### Data shown
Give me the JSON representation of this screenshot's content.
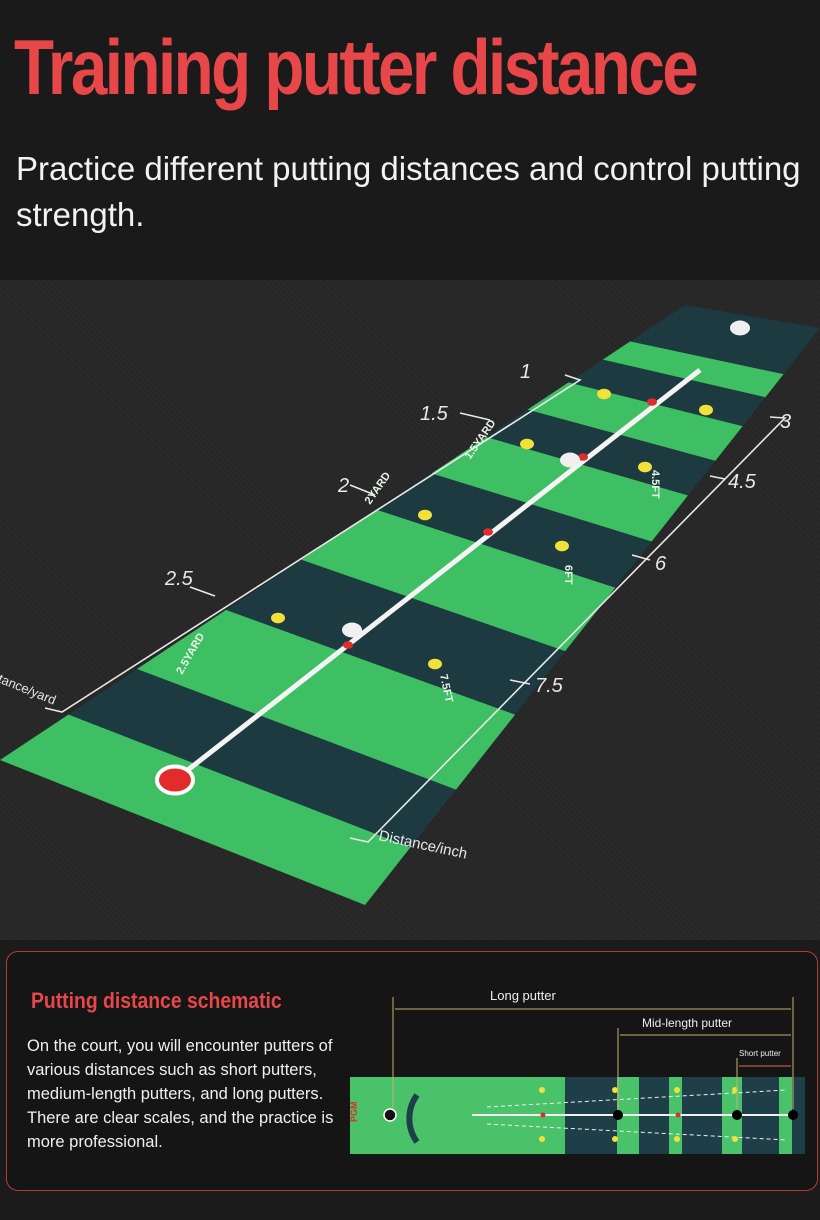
{
  "header": {
    "title": "Training putter distance",
    "subtitle": "Practice different putting distances and control putting strength."
  },
  "scene": {
    "yard_scale": {
      "label": "Distance/yard",
      "ticks": [
        "1",
        "1.5",
        "2",
        "2.5"
      ]
    },
    "inch_scale": {
      "label": "Distance/inch",
      "ticks": [
        "3",
        "4.5",
        "6",
        "7.5"
      ]
    },
    "mat_markings": [
      "2YARD",
      "6FT",
      "1.5YARD",
      "4.5FT",
      "2.5YARD",
      "7.5FT"
    ],
    "colors": {
      "mat_light": "#3fbf63",
      "mat_dark": "#1c3a40",
      "target_red": "#e22b2b",
      "marker_yellow": "#f2e13a"
    }
  },
  "panel": {
    "title": "Putting distance schematic",
    "text": "On the court, you will encounter putters of various distances such as short putters, medium-length putters, and long putters. There are clear scales, and the practice is more professional.",
    "schematic": {
      "long": "Long putter",
      "mid": "Mid-length putter",
      "short": "Short putter",
      "brand": "PGM"
    }
  }
}
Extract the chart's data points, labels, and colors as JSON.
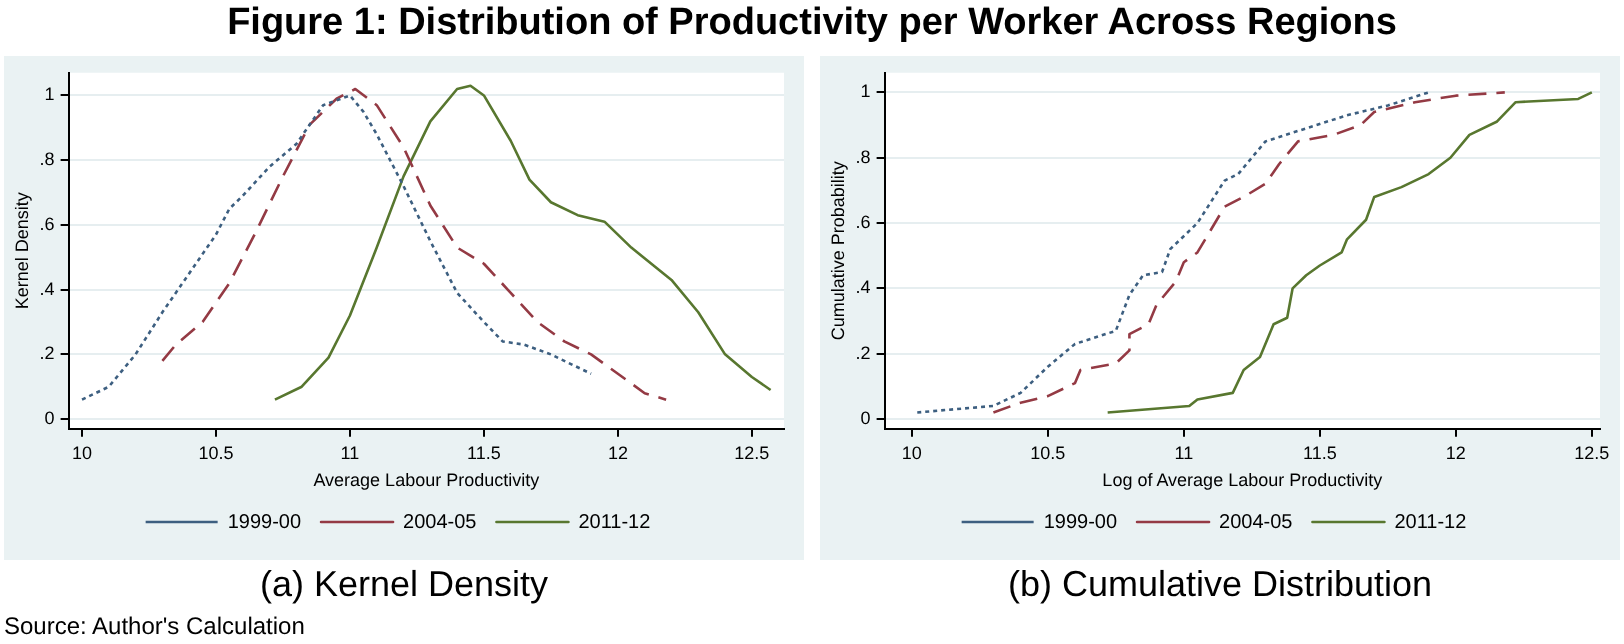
{
  "chart_data": [
    {
      "type": "other",
      "title": "Figure 1: Distribution of Productivity per Worker Across Regions",
      "annotations": [
        "Source: Author's Calculation"
      ]
    },
    {
      "type": "line",
      "title": "(a) Kernel Density",
      "xlabel": "Average Labour Productivity",
      "ylabel": "Kernel Density",
      "xlim": [
        9.95,
        12.62
      ],
      "ylim": [
        -0.03,
        1.07
      ],
      "xticks": [
        10,
        10.5,
        11,
        11.5,
        12,
        12.5
      ],
      "yticks": [
        {
          "value": 0,
          "label": "0"
        },
        {
          "value": 0.2,
          "label": ".2"
        },
        {
          "value": 0.4,
          "label": ".4"
        },
        {
          "value": 0.6,
          "label": ".6"
        },
        {
          "value": 0.8,
          "label": ".8"
        },
        {
          "value": 1,
          "label": "1"
        }
      ],
      "grid": "y",
      "legend": "bottom",
      "marker": "none",
      "series": [
        {
          "name": "1999-00",
          "color": "#3d5f80",
          "line_style": "dotted",
          "x": [
            10.0,
            10.1,
            10.2,
            10.3,
            10.4,
            10.5,
            10.55,
            10.6,
            10.7,
            10.8,
            10.85,
            10.9,
            11.0,
            11.05,
            11.1,
            11.2,
            11.3,
            11.4,
            11.5,
            11.57,
            11.65,
            11.75,
            11.9
          ],
          "values": [
            0.06,
            0.1,
            0.2,
            0.33,
            0.45,
            0.57,
            0.65,
            0.69,
            0.78,
            0.85,
            0.91,
            0.97,
            1.0,
            0.95,
            0.88,
            0.72,
            0.55,
            0.39,
            0.3,
            0.24,
            0.23,
            0.2,
            0.14
          ]
        },
        {
          "name": "2004-05",
          "color": "#943a44",
          "line_style": "dashed",
          "x": [
            10.3,
            10.35,
            10.45,
            10.55,
            10.65,
            10.75,
            10.85,
            10.95,
            11.02,
            11.1,
            11.2,
            11.3,
            11.4,
            11.5,
            11.6,
            11.7,
            11.8,
            11.9,
            12.0,
            12.1,
            12.18
          ],
          "values": [
            0.18,
            0.23,
            0.3,
            0.42,
            0.58,
            0.75,
            0.91,
            0.99,
            1.02,
            0.97,
            0.84,
            0.66,
            0.53,
            0.48,
            0.39,
            0.3,
            0.24,
            0.2,
            0.14,
            0.08,
            0.06
          ]
        },
        {
          "name": "2011-12",
          "color": "#58772f",
          "line_style": "solid",
          "x": [
            10.72,
            10.82,
            10.92,
            11.0,
            11.1,
            11.2,
            11.3,
            11.4,
            11.45,
            11.5,
            11.6,
            11.67,
            11.75,
            11.85,
            11.95,
            12.05,
            12.2,
            12.3,
            12.4,
            12.5,
            12.57
          ],
          "values": [
            0.06,
            0.1,
            0.19,
            0.32,
            0.53,
            0.75,
            0.92,
            1.02,
            1.03,
            1.0,
            0.86,
            0.74,
            0.67,
            0.63,
            0.61,
            0.53,
            0.43,
            0.33,
            0.2,
            0.13,
            0.09
          ]
        }
      ]
    },
    {
      "type": "line",
      "title": "(b) Cumulative Distribution",
      "xlabel": "Log of Average Labour Productivity",
      "ylabel": "Cumulative Probability",
      "xlim": [
        9.9,
        12.53
      ],
      "ylim": [
        -0.03,
        1.06
      ],
      "xticks": [
        10,
        10.5,
        11,
        11.5,
        12,
        12.5
      ],
      "yticks": [
        {
          "value": 0,
          "label": "0"
        },
        {
          "value": 0.2,
          "label": ".2"
        },
        {
          "value": 0.4,
          "label": ".4"
        },
        {
          "value": 0.6,
          "label": ".6"
        },
        {
          "value": 0.8,
          "label": ".8"
        },
        {
          "value": 1,
          "label": "1"
        }
      ],
      "grid": "y",
      "legend": "bottom",
      "marker": "none",
      "series": [
        {
          "name": "1999-00",
          "color": "#3d5f80",
          "line_style": "dotted",
          "x": [
            10.02,
            10.3,
            10.4,
            10.5,
            10.6,
            10.75,
            10.8,
            10.85,
            10.92,
            10.95,
            11.05,
            11.15,
            11.2,
            11.3,
            11.45,
            11.6,
            11.75,
            11.9
          ],
          "values": [
            0.02,
            0.04,
            0.08,
            0.16,
            0.23,
            0.27,
            0.38,
            0.44,
            0.45,
            0.52,
            0.6,
            0.73,
            0.75,
            0.85,
            0.89,
            0.93,
            0.96,
            1.0
          ]
        },
        {
          "name": "2004-05",
          "color": "#943a44",
          "line_style": "dashed",
          "x": [
            10.3,
            10.4,
            10.5,
            10.6,
            10.62,
            10.75,
            10.8,
            10.8,
            10.87,
            10.9,
            10.97,
            11.0,
            11.05,
            11.15,
            11.22,
            11.3,
            11.35,
            11.42,
            11.55,
            11.65,
            11.7,
            11.85,
            12.0,
            12.18
          ],
          "values": [
            0.02,
            0.05,
            0.07,
            0.11,
            0.15,
            0.17,
            0.21,
            0.26,
            0.29,
            0.35,
            0.42,
            0.48,
            0.51,
            0.65,
            0.68,
            0.72,
            0.78,
            0.85,
            0.87,
            0.9,
            0.94,
            0.97,
            0.99,
            1.0
          ]
        },
        {
          "name": "2011-12",
          "color": "#58772f",
          "line_style": "solid",
          "x": [
            10.72,
            11.02,
            11.05,
            11.18,
            11.22,
            11.28,
            11.33,
            11.38,
            11.4,
            11.45,
            11.5,
            11.58,
            11.6,
            11.67,
            11.7,
            11.8,
            11.9,
            11.98,
            12.05,
            12.15,
            12.22,
            12.45,
            12.5
          ],
          "values": [
            0.02,
            0.04,
            0.06,
            0.08,
            0.15,
            0.19,
            0.29,
            0.31,
            0.4,
            0.44,
            0.47,
            0.51,
            0.55,
            0.61,
            0.68,
            0.71,
            0.75,
            0.8,
            0.87,
            0.91,
            0.97,
            0.98,
            1.0
          ]
        }
      ]
    }
  ]
}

### Written instruction
Without the pictures, return the entries exactly as they appear.

### Right answer
Give me the JSON representation of this screenshot's content.
{
  "header": {
    "title": "Training putter distance",
    "subtitle": "Practice different putting distances and control putting strength."
  },
  "scene": {
    "yard_scale": {
      "label": "Distance/yard",
      "ticks": [
        "1",
        "1.5",
        "2",
        "2.5"
      ]
    },
    "inch_scale": {
      "label": "Distance/inch",
      "ticks": [
        "3",
        "4.5",
        "6",
        "7.5"
      ]
    },
    "mat_markings": [
      "2YARD",
      "6FT",
      "1.5YARD",
      "4.5FT",
      "2.5YARD",
      "7.5FT"
    ],
    "colors": {
      "mat_light": "#3fbf63",
      "mat_dark": "#1c3a40",
      "target_red": "#e22b2b",
      "marker_yellow": "#f2e13a"
    }
  },
  "panel": {
    "title": "Putting distance schematic",
    "text": "On the court, you will encounter putters of various distances such as short putters, medium-length putters, and long putters. There are clear scales, and the practice is more professional.",
    "schematic": {
      "long": "Long putter",
      "mid": "Mid-length putter",
      "short": "Short putter",
      "brand": "PGM"
    }
  }
}
Extract the chart's data points, labels, and colors as JSON.
{
  "chart_data": [
    {
      "type": "other",
      "title": "Figure 1: Distribution of Productivity per Worker Across Regions",
      "annotations": [
        "Source: Author's Calculation"
      ]
    },
    {
      "type": "line",
      "title": "(a) Kernel Density",
      "xlabel": "Average Labour Productivity",
      "ylabel": "Kernel Density",
      "xlim": [
        9.95,
        12.62
      ],
      "ylim": [
        -0.03,
        1.07
      ],
      "xticks": [
        10,
        10.5,
        11,
        11.5,
        12,
        12.5
      ],
      "yticks": [
        {
          "value": 0,
          "label": "0"
        },
        {
          "value": 0.2,
          "label": ".2"
        },
        {
          "value": 0.4,
          "label": ".4"
        },
        {
          "value": 0.6,
          "label": ".6"
        },
        {
          "value": 0.8,
          "label": ".8"
        },
        {
          "value": 1,
          "label": "1"
        }
      ],
      "grid": "y",
      "legend": "bottom",
      "marker": "none",
      "series": [
        {
          "name": "1999-00",
          "color": "#3d5f80",
          "line_style": "dotted",
          "x": [
            10.0,
            10.1,
            10.2,
            10.3,
            10.4,
            10.5,
            10.55,
            10.6,
            10.7,
            10.8,
            10.85,
            10.9,
            11.0,
            11.05,
            11.1,
            11.2,
            11.3,
            11.4,
            11.5,
            11.57,
            11.65,
            11.75,
            11.9
          ],
          "values": [
            0.06,
            0.1,
            0.2,
            0.33,
            0.45,
            0.57,
            0.65,
            0.69,
            0.78,
            0.85,
            0.91,
            0.97,
            1.0,
            0.95,
            0.88,
            0.72,
            0.55,
            0.39,
            0.3,
            0.24,
            0.23,
            0.2,
            0.14
          ]
        },
        {
          "name": "2004-05",
          "color": "#943a44",
          "line_style": "dashed",
          "x": [
            10.3,
            10.35,
            10.45,
            10.55,
            10.65,
            10.75,
            10.85,
            10.95,
            11.02,
            11.1,
            11.2,
            11.3,
            11.4,
            11.5,
            11.6,
            11.7,
            11.8,
            11.9,
            12.0,
            12.1,
            12.18
          ],
          "values": [
            0.18,
            0.23,
            0.3,
            0.42,
            0.58,
            0.75,
            0.91,
            0.99,
            1.02,
            0.97,
            0.84,
            0.66,
            0.53,
            0.48,
            0.39,
            0.3,
            0.24,
            0.2,
            0.14,
            0.08,
            0.06
          ]
        },
        {
          "name": "2011-12",
          "color": "#58772f",
          "line_style": "solid",
          "x": [
            10.72,
            10.82,
            10.92,
            11.0,
            11.1,
            11.2,
            11.3,
            11.4,
            11.45,
            11.5,
            11.6,
            11.67,
            11.75,
            11.85,
            11.95,
            12.05,
            12.2,
            12.3,
            12.4,
            12.5,
            12.57
          ],
          "values": [
            0.06,
            0.1,
            0.19,
            0.32,
            0.53,
            0.75,
            0.92,
            1.02,
            1.03,
            1.0,
            0.86,
            0.74,
            0.67,
            0.63,
            0.61,
            0.53,
            0.43,
            0.33,
            0.2,
            0.13,
            0.09
          ]
        }
      ]
    },
    {
      "type": "line",
      "title": "(b) Cumulative Distribution",
      "xlabel": "Log of Average Labour Productivity",
      "ylabel": "Cumulative Probability",
      "xlim": [
        9.9,
        12.53
      ],
      "ylim": [
        -0.03,
        1.06
      ],
      "xticks": [
        10,
        10.5,
        11,
        11.5,
        12,
        12.5
      ],
      "yticks": [
        {
          "value": 0,
          "label": "0"
        },
        {
          "value": 0.2,
          "label": ".2"
        },
        {
          "value": 0.4,
          "label": ".4"
        },
        {
          "value": 0.6,
          "label": ".6"
        },
        {
          "value": 0.8,
          "label": ".8"
        },
        {
          "value": 1,
          "label": "1"
        }
      ],
      "grid": "y",
      "legend": "bottom",
      "marker": "none",
      "series": [
        {
          "name": "1999-00",
          "color": "#3d5f80",
          "line_style": "dotted",
          "x": [
            10.02,
            10.3,
            10.4,
            10.5,
            10.6,
            10.75,
            10.8,
            10.85,
            10.92,
            10.95,
            11.05,
            11.15,
            11.2,
            11.3,
            11.45,
            11.6,
            11.75,
            11.9
          ],
          "values": [
            0.02,
            0.04,
            0.08,
            0.16,
            0.23,
            0.27,
            0.38,
            0.44,
            0.45,
            0.52,
            0.6,
            0.73,
            0.75,
            0.85,
            0.89,
            0.93,
            0.96,
            1.0
          ]
        },
        {
          "name": "2004-05",
          "color": "#943a44",
          "line_style": "dashed",
          "x": [
            10.3,
            10.4,
            10.5,
            10.6,
            10.62,
            10.75,
            10.8,
            10.8,
            10.87,
            10.9,
            10.97,
            11.0,
            11.05,
            11.15,
            11.22,
            11.3,
            11.35,
            11.42,
            11.55,
            11.65,
            11.7,
            11.85,
            12.0,
            12.18
          ],
          "values": [
            0.02,
            0.05,
            0.07,
            0.11,
            0.15,
            0.17,
            0.21,
            0.26,
            0.29,
            0.35,
            0.42,
            0.48,
            0.51,
            0.65,
            0.68,
            0.72,
            0.78,
            0.85,
            0.87,
            0.9,
            0.94,
            0.97,
            0.99,
            1.0
          ]
        },
        {
          "name": "2011-12",
          "color": "#58772f",
          "line_style": "solid",
          "x": [
            10.72,
            11.02,
            11.05,
            11.18,
            11.22,
            11.28,
            11.33,
            11.38,
            11.4,
            11.45,
            11.5,
            11.58,
            11.6,
            11.67,
            11.7,
            11.8,
            11.9,
            11.98,
            12.05,
            12.15,
            12.22,
            12.45,
            12.5
          ],
          "values": [
            0.02,
            0.04,
            0.06,
            0.08,
            0.15,
            0.19,
            0.29,
            0.31,
            0.4,
            0.44,
            0.47,
            0.51,
            0.55,
            0.61,
            0.68,
            0.71,
            0.75,
            0.8,
            0.87,
            0.91,
            0.97,
            0.98,
            1.0
          ]
        }
      ]
    }
  ]
}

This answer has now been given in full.